_What needs to be done_
Count every line that has the word "JSON" in it; give no more than the number.

_Record set_
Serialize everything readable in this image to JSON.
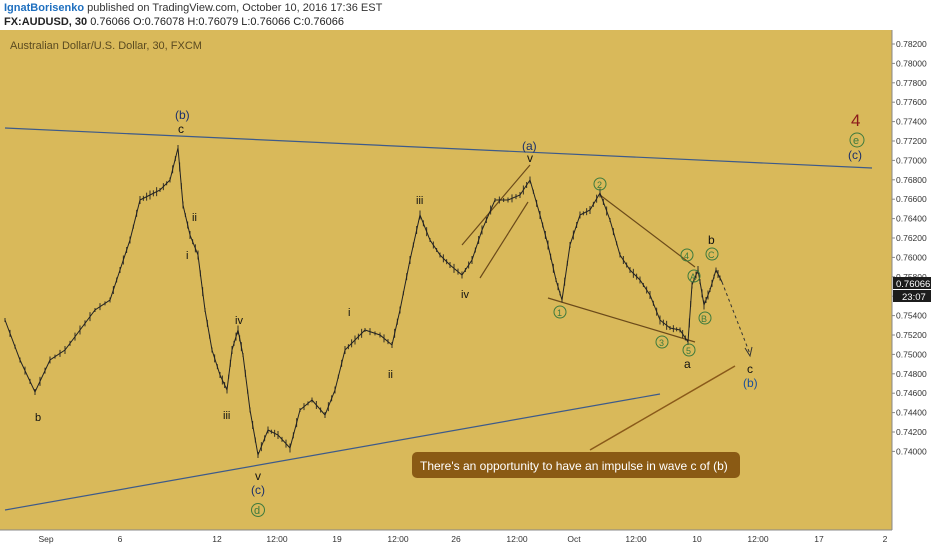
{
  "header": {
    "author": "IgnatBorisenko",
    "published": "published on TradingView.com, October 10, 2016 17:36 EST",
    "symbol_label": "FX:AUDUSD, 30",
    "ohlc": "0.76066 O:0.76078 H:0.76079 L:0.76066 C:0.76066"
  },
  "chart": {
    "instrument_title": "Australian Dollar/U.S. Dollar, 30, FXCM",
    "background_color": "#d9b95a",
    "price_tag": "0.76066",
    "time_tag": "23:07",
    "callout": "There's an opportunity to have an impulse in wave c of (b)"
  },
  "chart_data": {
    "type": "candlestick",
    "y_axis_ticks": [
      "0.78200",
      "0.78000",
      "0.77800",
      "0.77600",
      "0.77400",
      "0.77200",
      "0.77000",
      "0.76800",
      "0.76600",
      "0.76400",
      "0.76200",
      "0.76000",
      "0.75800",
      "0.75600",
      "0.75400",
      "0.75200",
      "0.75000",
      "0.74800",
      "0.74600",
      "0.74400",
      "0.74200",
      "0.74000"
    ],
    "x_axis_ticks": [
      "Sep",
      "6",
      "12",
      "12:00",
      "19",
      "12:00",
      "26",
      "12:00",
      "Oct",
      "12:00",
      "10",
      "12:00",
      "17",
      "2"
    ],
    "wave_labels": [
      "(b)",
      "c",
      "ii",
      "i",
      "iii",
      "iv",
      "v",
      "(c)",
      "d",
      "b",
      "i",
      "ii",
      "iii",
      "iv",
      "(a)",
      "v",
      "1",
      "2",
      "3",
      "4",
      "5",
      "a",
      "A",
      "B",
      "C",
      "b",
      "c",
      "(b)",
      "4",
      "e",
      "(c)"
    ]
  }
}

---

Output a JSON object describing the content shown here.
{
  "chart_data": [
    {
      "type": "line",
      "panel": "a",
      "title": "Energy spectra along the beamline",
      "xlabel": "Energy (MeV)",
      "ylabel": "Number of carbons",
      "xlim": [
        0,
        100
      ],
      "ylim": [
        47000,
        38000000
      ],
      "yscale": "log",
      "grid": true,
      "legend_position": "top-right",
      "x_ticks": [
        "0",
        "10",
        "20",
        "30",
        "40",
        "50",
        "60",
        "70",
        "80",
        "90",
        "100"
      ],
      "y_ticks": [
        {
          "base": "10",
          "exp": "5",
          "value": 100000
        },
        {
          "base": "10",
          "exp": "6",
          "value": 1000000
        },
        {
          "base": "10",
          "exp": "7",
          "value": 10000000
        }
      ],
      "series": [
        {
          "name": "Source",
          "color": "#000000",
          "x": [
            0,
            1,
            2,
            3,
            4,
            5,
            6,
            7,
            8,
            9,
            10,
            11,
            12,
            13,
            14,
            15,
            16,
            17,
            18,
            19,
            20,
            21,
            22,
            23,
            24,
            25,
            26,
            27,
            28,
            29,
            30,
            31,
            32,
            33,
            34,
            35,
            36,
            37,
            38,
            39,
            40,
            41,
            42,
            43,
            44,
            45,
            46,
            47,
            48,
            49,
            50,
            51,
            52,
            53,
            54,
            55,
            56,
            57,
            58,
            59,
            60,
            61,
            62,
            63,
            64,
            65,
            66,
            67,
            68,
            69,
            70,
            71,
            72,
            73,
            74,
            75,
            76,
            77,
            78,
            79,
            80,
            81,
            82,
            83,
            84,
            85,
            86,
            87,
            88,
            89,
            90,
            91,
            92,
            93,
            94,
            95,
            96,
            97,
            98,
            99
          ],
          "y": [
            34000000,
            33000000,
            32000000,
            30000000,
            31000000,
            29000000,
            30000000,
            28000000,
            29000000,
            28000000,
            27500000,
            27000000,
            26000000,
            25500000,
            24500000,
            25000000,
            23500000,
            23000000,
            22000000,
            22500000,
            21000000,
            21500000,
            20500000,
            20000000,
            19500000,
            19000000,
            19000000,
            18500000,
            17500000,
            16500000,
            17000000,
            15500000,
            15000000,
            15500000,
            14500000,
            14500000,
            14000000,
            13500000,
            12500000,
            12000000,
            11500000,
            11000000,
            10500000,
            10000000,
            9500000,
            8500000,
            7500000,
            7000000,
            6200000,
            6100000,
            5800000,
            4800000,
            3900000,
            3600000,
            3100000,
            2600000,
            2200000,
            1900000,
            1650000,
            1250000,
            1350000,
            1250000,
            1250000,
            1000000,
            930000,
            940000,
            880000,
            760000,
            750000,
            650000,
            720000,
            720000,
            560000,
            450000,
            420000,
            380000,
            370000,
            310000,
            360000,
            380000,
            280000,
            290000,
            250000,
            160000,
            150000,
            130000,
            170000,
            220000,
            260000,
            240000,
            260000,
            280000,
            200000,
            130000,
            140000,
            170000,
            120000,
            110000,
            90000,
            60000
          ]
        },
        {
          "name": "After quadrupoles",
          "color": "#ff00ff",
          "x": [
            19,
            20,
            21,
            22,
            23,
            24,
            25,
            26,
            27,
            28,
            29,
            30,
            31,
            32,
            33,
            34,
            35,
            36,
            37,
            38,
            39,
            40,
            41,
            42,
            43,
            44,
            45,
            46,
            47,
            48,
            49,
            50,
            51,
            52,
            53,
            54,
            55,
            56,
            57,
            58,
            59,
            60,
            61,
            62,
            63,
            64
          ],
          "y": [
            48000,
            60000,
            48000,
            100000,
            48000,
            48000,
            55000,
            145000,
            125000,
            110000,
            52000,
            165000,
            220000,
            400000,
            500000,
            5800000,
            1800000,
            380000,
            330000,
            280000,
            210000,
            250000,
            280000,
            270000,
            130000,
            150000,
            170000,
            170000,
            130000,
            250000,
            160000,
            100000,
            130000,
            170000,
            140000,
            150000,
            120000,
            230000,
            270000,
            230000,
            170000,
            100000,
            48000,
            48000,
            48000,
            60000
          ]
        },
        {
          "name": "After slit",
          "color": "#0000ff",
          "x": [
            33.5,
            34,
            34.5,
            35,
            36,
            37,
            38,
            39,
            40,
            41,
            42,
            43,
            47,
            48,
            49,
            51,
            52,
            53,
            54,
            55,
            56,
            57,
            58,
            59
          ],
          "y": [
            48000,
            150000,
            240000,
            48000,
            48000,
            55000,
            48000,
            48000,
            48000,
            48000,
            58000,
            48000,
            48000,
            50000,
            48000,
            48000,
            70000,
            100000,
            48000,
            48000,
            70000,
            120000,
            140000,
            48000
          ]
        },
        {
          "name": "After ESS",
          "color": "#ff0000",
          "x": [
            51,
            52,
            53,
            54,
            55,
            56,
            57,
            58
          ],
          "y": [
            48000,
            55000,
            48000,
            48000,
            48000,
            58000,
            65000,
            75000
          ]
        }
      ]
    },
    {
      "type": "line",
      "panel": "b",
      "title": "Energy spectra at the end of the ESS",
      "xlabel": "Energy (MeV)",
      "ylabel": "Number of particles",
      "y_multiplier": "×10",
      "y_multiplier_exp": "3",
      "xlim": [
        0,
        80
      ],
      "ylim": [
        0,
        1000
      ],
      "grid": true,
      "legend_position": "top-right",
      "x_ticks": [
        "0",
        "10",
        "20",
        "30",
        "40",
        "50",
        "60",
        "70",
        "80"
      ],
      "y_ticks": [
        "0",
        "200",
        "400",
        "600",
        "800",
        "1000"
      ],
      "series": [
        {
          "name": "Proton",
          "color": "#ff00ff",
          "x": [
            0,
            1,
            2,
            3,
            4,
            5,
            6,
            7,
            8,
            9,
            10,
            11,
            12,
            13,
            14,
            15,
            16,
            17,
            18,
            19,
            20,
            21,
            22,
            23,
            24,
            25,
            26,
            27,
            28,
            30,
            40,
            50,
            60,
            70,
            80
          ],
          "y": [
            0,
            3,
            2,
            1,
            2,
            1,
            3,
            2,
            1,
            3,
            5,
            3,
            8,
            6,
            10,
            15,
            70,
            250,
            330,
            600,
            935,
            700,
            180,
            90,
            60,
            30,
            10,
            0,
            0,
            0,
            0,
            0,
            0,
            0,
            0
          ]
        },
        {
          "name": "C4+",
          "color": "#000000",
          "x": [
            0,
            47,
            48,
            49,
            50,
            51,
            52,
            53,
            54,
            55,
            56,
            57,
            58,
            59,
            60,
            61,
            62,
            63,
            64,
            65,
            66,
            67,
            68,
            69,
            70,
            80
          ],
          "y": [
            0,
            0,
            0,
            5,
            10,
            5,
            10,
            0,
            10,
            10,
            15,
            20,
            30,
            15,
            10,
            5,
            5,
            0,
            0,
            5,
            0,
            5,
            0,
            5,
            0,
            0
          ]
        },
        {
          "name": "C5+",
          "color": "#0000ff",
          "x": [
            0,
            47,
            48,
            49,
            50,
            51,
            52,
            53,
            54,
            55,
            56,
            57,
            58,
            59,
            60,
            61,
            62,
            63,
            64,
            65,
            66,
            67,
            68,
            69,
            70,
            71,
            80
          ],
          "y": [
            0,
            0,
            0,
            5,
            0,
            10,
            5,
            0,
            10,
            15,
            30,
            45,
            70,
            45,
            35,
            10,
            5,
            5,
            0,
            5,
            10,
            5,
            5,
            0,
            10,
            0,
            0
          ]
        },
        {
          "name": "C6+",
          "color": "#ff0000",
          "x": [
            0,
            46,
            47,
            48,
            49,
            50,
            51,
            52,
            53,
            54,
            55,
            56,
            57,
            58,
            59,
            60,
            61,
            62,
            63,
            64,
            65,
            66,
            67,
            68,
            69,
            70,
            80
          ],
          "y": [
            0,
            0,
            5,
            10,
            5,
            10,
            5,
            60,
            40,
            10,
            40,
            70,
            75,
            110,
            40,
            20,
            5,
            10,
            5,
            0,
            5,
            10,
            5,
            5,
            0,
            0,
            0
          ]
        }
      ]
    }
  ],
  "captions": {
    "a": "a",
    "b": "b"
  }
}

_Complete output_
2